◆ SET TASK ◆
Find the lines that hold "dibawah". Report only how many there are.

◆ MATERIAL FOR THE TASK ◆
--- Begin ---

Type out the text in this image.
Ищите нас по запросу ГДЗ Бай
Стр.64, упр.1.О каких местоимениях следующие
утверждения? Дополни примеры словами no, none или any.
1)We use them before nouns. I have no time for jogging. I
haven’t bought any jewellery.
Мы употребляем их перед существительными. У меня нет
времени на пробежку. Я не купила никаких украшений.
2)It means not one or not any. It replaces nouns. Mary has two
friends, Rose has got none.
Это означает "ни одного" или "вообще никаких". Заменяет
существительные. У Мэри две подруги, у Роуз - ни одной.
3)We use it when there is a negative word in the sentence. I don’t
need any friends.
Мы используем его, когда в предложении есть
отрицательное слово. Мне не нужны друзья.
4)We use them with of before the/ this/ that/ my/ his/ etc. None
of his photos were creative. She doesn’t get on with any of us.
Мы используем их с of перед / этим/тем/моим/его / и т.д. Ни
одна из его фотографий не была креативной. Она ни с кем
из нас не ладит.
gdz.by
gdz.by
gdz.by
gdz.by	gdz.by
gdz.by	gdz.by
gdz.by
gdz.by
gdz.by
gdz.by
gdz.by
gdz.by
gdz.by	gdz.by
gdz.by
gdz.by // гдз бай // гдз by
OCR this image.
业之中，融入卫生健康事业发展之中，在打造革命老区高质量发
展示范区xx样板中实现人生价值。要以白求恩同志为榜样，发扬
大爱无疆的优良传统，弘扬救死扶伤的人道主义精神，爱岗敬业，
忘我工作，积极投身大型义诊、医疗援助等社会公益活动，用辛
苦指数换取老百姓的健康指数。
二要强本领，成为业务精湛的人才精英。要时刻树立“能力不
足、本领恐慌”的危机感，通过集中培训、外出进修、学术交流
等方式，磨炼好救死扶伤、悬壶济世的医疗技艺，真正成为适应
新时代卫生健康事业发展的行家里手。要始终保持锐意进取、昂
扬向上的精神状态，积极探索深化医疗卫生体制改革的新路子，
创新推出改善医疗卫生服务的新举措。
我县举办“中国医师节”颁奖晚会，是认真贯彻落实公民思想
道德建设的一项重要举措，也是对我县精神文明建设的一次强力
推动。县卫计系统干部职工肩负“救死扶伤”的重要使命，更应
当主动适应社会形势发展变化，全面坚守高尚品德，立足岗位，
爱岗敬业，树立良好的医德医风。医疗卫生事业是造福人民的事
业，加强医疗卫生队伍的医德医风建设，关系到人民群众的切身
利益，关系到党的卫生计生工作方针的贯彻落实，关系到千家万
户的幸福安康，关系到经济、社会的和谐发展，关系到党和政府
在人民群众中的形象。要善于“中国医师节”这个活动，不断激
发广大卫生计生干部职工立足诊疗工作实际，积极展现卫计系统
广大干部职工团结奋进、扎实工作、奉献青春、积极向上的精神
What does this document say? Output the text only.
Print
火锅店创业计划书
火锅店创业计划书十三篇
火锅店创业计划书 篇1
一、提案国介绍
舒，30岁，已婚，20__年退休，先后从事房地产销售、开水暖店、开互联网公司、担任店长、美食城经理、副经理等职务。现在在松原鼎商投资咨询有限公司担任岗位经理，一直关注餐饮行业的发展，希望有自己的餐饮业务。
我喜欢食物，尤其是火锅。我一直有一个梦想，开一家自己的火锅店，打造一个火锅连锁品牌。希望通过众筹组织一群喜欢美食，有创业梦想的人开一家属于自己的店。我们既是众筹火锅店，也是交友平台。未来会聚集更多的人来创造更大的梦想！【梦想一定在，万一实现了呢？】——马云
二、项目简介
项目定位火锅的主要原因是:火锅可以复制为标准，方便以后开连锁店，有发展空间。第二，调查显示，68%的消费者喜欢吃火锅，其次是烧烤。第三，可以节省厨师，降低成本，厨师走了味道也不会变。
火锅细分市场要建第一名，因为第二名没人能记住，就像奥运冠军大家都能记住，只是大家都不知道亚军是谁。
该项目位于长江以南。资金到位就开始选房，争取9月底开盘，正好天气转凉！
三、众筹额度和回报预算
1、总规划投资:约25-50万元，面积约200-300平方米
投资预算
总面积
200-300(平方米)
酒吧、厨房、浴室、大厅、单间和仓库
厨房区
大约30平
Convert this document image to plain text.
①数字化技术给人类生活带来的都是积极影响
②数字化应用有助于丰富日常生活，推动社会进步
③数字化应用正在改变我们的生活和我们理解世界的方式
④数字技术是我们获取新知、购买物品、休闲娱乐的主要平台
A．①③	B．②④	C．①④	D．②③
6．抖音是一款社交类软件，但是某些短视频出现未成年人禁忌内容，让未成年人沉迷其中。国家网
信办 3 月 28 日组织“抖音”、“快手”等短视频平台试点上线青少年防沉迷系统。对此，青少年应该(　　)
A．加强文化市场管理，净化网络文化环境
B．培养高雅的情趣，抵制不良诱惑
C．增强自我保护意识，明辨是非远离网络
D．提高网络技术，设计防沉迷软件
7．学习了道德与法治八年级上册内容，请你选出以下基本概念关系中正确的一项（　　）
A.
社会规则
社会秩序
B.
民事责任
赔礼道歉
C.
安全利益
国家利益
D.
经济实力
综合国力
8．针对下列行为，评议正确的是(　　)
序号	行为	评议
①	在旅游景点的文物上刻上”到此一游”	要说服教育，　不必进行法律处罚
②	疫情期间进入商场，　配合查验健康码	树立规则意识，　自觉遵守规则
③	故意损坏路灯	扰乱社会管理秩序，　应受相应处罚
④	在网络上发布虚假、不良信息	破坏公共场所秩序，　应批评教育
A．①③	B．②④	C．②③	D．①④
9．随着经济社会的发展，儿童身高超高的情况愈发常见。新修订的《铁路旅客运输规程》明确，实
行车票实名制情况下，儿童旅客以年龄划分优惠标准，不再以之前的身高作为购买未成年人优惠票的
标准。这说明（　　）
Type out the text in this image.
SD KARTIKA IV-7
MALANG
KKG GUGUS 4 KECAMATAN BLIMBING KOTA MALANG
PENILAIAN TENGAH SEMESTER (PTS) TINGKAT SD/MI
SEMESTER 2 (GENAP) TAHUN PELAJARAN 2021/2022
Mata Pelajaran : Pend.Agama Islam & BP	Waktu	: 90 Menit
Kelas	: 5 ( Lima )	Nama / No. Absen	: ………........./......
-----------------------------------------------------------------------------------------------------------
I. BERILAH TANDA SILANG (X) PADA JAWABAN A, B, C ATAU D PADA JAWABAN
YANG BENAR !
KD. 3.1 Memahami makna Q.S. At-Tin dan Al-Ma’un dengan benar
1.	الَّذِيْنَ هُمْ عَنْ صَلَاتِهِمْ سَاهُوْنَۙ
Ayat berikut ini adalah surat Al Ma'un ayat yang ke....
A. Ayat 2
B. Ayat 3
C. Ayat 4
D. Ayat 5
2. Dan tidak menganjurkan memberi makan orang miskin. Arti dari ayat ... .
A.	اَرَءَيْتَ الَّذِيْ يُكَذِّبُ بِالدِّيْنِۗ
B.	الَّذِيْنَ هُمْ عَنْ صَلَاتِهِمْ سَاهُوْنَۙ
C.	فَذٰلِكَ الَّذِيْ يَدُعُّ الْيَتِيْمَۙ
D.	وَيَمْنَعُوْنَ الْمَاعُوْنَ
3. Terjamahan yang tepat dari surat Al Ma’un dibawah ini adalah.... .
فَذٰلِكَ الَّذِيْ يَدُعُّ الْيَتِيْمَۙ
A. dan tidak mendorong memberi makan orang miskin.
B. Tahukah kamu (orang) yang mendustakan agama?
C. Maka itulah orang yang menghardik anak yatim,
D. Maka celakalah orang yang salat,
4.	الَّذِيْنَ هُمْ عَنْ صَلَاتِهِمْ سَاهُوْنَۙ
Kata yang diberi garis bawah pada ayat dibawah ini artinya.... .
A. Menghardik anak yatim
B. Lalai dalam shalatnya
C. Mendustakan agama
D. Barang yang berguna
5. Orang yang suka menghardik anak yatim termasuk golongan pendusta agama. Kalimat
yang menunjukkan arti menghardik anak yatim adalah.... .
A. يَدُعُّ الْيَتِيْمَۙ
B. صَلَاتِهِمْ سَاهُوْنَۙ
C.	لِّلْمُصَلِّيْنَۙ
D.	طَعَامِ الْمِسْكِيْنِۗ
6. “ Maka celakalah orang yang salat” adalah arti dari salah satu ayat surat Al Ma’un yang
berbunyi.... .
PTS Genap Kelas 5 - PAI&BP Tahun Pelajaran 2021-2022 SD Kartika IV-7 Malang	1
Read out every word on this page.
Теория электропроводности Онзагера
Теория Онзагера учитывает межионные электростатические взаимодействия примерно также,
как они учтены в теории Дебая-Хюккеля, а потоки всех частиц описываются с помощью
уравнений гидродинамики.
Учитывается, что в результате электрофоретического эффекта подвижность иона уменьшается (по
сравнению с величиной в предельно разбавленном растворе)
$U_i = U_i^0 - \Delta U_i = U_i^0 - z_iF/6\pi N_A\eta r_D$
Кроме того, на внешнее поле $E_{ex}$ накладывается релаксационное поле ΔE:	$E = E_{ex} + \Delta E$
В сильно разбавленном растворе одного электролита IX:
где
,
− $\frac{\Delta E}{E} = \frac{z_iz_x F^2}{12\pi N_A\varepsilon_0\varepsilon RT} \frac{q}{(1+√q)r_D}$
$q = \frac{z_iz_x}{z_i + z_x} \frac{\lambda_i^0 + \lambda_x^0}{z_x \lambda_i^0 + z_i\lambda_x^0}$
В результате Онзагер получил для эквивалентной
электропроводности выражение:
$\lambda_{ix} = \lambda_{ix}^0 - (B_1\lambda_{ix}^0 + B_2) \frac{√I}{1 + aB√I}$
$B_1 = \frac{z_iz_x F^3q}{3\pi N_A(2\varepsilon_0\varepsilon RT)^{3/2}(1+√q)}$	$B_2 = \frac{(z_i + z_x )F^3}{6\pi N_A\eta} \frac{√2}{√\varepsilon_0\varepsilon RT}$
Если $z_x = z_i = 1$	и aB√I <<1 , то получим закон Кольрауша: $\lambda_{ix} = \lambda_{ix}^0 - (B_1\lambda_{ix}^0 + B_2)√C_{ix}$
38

--- End ---

◆ WRITTEN RESPONSE ◆
2